** Chart and figure data **
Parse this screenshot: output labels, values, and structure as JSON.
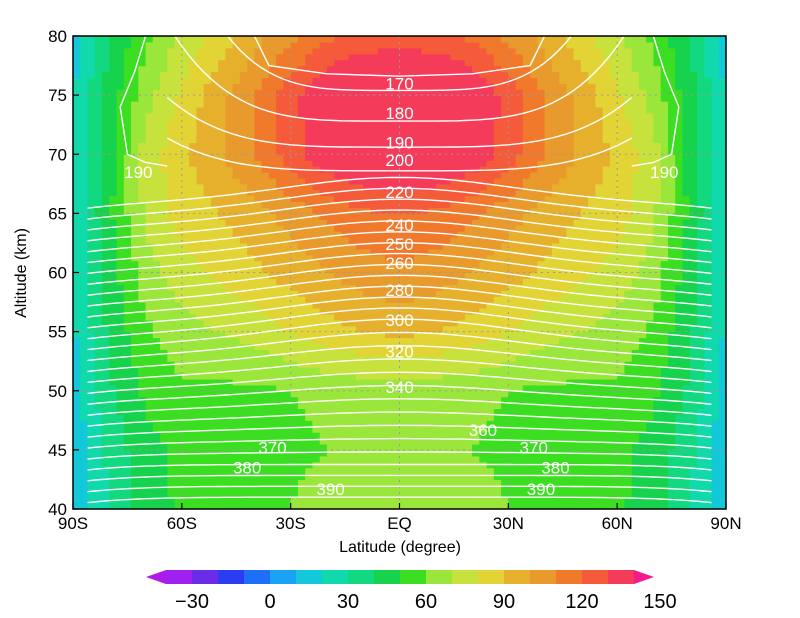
{
  "chart_data": {
    "type": "heatmap",
    "title": "",
    "xlabel": "Latitude (degree)",
    "ylabel": "Altitude (km)",
    "xlim": [
      -90,
      90
    ],
    "ylim": [
      40,
      80
    ],
    "grid": true,
    "x_ticks": [
      {
        "value": -90,
        "label": "90S"
      },
      {
        "value": -60,
        "label": "60S"
      },
      {
        "value": -30,
        "label": "30S"
      },
      {
        "value": 0,
        "label": "EQ"
      },
      {
        "value": 30,
        "label": "30N"
      },
      {
        "value": 60,
        "label": "60N"
      },
      {
        "value": 90,
        "label": "90N"
      }
    ],
    "y_ticks": [
      {
        "value": 40,
        "label": "40"
      },
      {
        "value": 45,
        "label": "45"
      },
      {
        "value": 50,
        "label": "50"
      },
      {
        "value": 55,
        "label": "55"
      },
      {
        "value": 60,
        "label": "60"
      },
      {
        "value": 65,
        "label": "65"
      },
      {
        "value": 70,
        "label": "70"
      },
      {
        "value": 75,
        "label": "75"
      },
      {
        "value": 80,
        "label": "80"
      }
    ],
    "colorbar": {
      "range": [
        -40,
        160
      ],
      "step": 10,
      "tick_labels": [
        {
          "value": -30,
          "label": "−30"
        },
        {
          "value": 0,
          "label": "0"
        },
        {
          "value": 30,
          "label": "30"
        },
        {
          "value": 60,
          "label": "60"
        },
        {
          "value": 90,
          "label": "90"
        },
        {
          "value": 120,
          "label": "120"
        },
        {
          "value": 150,
          "label": "150"
        }
      ],
      "colors": [
        "#a020f0",
        "#6a2ce6",
        "#2b3cf2",
        "#1f6ef8",
        "#1aa3f5",
        "#13c8d8",
        "#10d9ab",
        "#12d97f",
        "#16d24c",
        "#3cde22",
        "#9ae63a",
        "#c8e23d",
        "#e2d435",
        "#e6b02d",
        "#e89a2c",
        "#f0792c",
        "#f55a3b",
        "#f53b5a"
      ],
      "extend": "both"
    },
    "shaded_field": {
      "description_levels": "values in colorbar units",
      "latitudes": [
        -90,
        -80,
        -70,
        -60,
        -50,
        -40,
        -30,
        -20,
        -10,
        0,
        10,
        20,
        30,
        40,
        50,
        60,
        70,
        80,
        90
      ],
      "altitudes": [
        40,
        45,
        50,
        55,
        60,
        65,
        70,
        75,
        80
      ],
      "values": [
        [
          10,
          30,
          45,
          52,
          56,
          58,
          60,
          64,
          66,
          67,
          66,
          64,
          60,
          58,
          56,
          52,
          45,
          30,
          10
        ],
        [
          12,
          33,
          47,
          52,
          54,
          55,
          58,
          60,
          63,
          64,
          63,
          60,
          58,
          55,
          54,
          52,
          47,
          33,
          12
        ],
        [
          15,
          38,
          52,
          58,
          58,
          58,
          60,
          62,
          64,
          65,
          64,
          62,
          60,
          58,
          58,
          58,
          52,
          38,
          15
        ],
        [
          18,
          42,
          58,
          66,
          70,
          74,
          80,
          86,
          90,
          92,
          90,
          86,
          80,
          74,
          70,
          66,
          58,
          42,
          18
        ],
        [
          20,
          45,
          65,
          76,
          82,
          88,
          94,
          100,
          105,
          108,
          105,
          100,
          94,
          88,
          82,
          76,
          65,
          45,
          20
        ],
        [
          22,
          48,
          72,
          84,
          90,
          96,
          104,
          112,
          118,
          120,
          118,
          112,
          104,
          96,
          90,
          84,
          72,
          48,
          22
        ],
        [
          20,
          46,
          74,
          88,
          98,
          110,
          125,
          138,
          146,
          148,
          146,
          138,
          125,
          110,
          98,
          88,
          74,
          46,
          20
        ],
        [
          18,
          44,
          66,
          82,
          96,
          110,
          126,
          142,
          150,
          152,
          150,
          142,
          126,
          110,
          96,
          82,
          66,
          44,
          18
        ],
        [
          16,
          40,
          58,
          72,
          84,
          96,
          108,
          118,
          122,
          124,
          122,
          118,
          108,
          96,
          84,
          72,
          58,
          40,
          16
        ]
      ]
    },
    "contours": {
      "color": "#ffffff",
      "labels": [
        {
          "text": "170",
          "lat": 0,
          "alt": 76.0
        },
        {
          "text": "180",
          "lat": 0,
          "alt": 73.5
        },
        {
          "text": "190",
          "lat": 0,
          "alt": 71.0
        },
        {
          "text": "200",
          "lat": 0,
          "alt": 69.5
        },
        {
          "text": "220",
          "lat": 0,
          "alt": 66.8
        },
        {
          "text": "240",
          "lat": 0,
          "alt": 64.0
        },
        {
          "text": "250",
          "lat": 0,
          "alt": 62.4
        },
        {
          "text": "260",
          "lat": 0,
          "alt": 60.8
        },
        {
          "text": "280",
          "lat": 0,
          "alt": 58.5
        },
        {
          "text": "300",
          "lat": 0,
          "alt": 56.0
        },
        {
          "text": "320",
          "lat": 0,
          "alt": 53.3
        },
        {
          "text": "340",
          "lat": 0,
          "alt": 50.3
        },
        {
          "text": "360",
          "lat": 23,
          "alt": 46.7
        },
        {
          "text": "370",
          "lat": -35,
          "alt": 45.2
        },
        {
          "text": "370",
          "lat": 37,
          "alt": 45.2
        },
        {
          "text": "380",
          "lat": -42,
          "alt": 43.5
        },
        {
          "text": "380",
          "lat": 43,
          "alt": 43.5
        },
        {
          "text": "390",
          "lat": -19,
          "alt": 41.7
        },
        {
          "text": "390",
          "lat": 39,
          "alt": 41.7
        },
        {
          "text": "190",
          "lat": -72,
          "alt": 68.5
        },
        {
          "text": "190",
          "lat": 73,
          "alt": 68.5
        }
      ]
    }
  }
}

** What to produce **
Above are records to transcribe exactly; leave their pictures out.

** Output for this exercise **
Parse this screenshot: output labels, values, and structure as JSON.
{
  "chart_data": {
    "type": "heatmap",
    "title": "",
    "xlabel": "Latitude (degree)",
    "ylabel": "Altitude (km)",
    "xlim": [
      -90,
      90
    ],
    "ylim": [
      40,
      80
    ],
    "grid": true,
    "x_ticks": [
      {
        "value": -90,
        "label": "90S"
      },
      {
        "value": -60,
        "label": "60S"
      },
      {
        "value": -30,
        "label": "30S"
      },
      {
        "value": 0,
        "label": "EQ"
      },
      {
        "value": 30,
        "label": "30N"
      },
      {
        "value": 60,
        "label": "60N"
      },
      {
        "value": 90,
        "label": "90N"
      }
    ],
    "y_ticks": [
      {
        "value": 40,
        "label": "40"
      },
      {
        "value": 45,
        "label": "45"
      },
      {
        "value": 50,
        "label": "50"
      },
      {
        "value": 55,
        "label": "55"
      },
      {
        "value": 60,
        "label": "60"
      },
      {
        "value": 65,
        "label": "65"
      },
      {
        "value": 70,
        "label": "70"
      },
      {
        "value": 75,
        "label": "75"
      },
      {
        "value": 80,
        "label": "80"
      }
    ],
    "colorbar": {
      "range": [
        -40,
        160
      ],
      "step": 10,
      "tick_labels": [
        {
          "value": -30,
          "label": "−30"
        },
        {
          "value": 0,
          "label": "0"
        },
        {
          "value": 30,
          "label": "30"
        },
        {
          "value": 60,
          "label": "60"
        },
        {
          "value": 90,
          "label": "90"
        },
        {
          "value": 120,
          "label": "120"
        },
        {
          "value": 150,
          "label": "150"
        }
      ],
      "colors": [
        "#a020f0",
        "#6a2ce6",
        "#2b3cf2",
        "#1f6ef8",
        "#1aa3f5",
        "#13c8d8",
        "#10d9ab",
        "#12d97f",
        "#16d24c",
        "#3cde22",
        "#9ae63a",
        "#c8e23d",
        "#e2d435",
        "#e6b02d",
        "#e89a2c",
        "#f0792c",
        "#f55a3b",
        "#f53b5a"
      ],
      "extend": "both"
    },
    "shaded_field": {
      "description_levels": "values in colorbar units",
      "latitudes": [
        -90,
        -80,
        -70,
        -60,
        -50,
        -40,
        -30,
        -20,
        -10,
        0,
        10,
        20,
        30,
        40,
        50,
        60,
        70,
        80,
        90
      ],
      "altitudes": [
        40,
        45,
        50,
        55,
        60,
        65,
        70,
        75,
        80
      ],
      "values": [
        [
          10,
          30,
          45,
          52,
          56,
          58,
          60,
          64,
          66,
          67,
          66,
          64,
          60,
          58,
          56,
          52,
          45,
          30,
          10
        ],
        [
          12,
          33,
          47,
          52,
          54,
          55,
          58,
          60,
          63,
          64,
          63,
          60,
          58,
          55,
          54,
          52,
          47,
          33,
          12
        ],
        [
          15,
          38,
          52,
          58,
          58,
          58,
          60,
          62,
          64,
          65,
          64,
          62,
          60,
          58,
          58,
          58,
          52,
          38,
          15
        ],
        [
          18,
          42,
          58,
          66,
          70,
          74,
          80,
          86,
          90,
          92,
          90,
          86,
          80,
          74,
          70,
          66,
          58,
          42,
          18
        ],
        [
          20,
          45,
          65,
          76,
          82,
          88,
          94,
          100,
          105,
          108,
          105,
          100,
          94,
          88,
          82,
          76,
          65,
          45,
          20
        ],
        [
          22,
          48,
          72,
          84,
          90,
          96,
          104,
          112,
          118,
          120,
          118,
          112,
          104,
          96,
          90,
          84,
          72,
          48,
          22
        ],
        [
          20,
          46,
          74,
          88,
          98,
          110,
          125,
          138,
          146,
          148,
          146,
          138,
          125,
          110,
          98,
          88,
          74,
          46,
          20
        ],
        [
          18,
          44,
          66,
          82,
          96,
          110,
          126,
          142,
          150,
          152,
          150,
          142,
          126,
          110,
          96,
          82,
          66,
          44,
          18
        ],
        [
          16,
          40,
          58,
          72,
          84,
          96,
          108,
          118,
          122,
          124,
          122,
          118,
          108,
          96,
          84,
          72,
          58,
          40,
          16
        ]
      ]
    },
    "contours": {
      "color": "#ffffff",
      "labels": [
        {
          "text": "170",
          "lat": 0,
          "alt": 76.0
        },
        {
          "text": "180",
          "lat": 0,
          "alt": 73.5
        },
        {
          "text": "190",
          "lat": 0,
          "alt": 71.0
        },
        {
          "text": "200",
          "lat": 0,
          "alt": 69.5
        },
        {
          "text": "220",
          "lat": 0,
          "alt": 66.8
        },
        {
          "text": "240",
          "lat": 0,
          "alt": 64.0
        },
        {
          "text": "250",
          "lat": 0,
          "alt": 62.4
        },
        {
          "text": "260",
          "lat": 0,
          "alt": 60.8
        },
        {
          "text": "280",
          "lat": 0,
          "alt": 58.5
        },
        {
          "text": "300",
          "lat": 0,
          "alt": 56.0
        },
        {
          "text": "320",
          "lat": 0,
          "alt": 53.3
        },
        {
          "text": "340",
          "lat": 0,
          "alt": 50.3
        },
        {
          "text": "360",
          "lat": 23,
          "alt": 46.7
        },
        {
          "text": "370",
          "lat": -35,
          "alt": 45.2
        },
        {
          "text": "370",
          "lat": 37,
          "alt": 45.2
        },
        {
          "text": "380",
          "lat": -42,
          "alt": 43.5
        },
        {
          "text": "380",
          "lat": 43,
          "alt": 43.5
        },
        {
          "text": "390",
          "lat": -19,
          "alt": 41.7
        },
        {
          "text": "390",
          "lat": 39,
          "alt": 41.7
        },
        {
          "text": "190",
          "lat": -72,
          "alt": 68.5
        },
        {
          "text": "190",
          "lat": 73,
          "alt": 68.5
        }
      ]
    }
  }
}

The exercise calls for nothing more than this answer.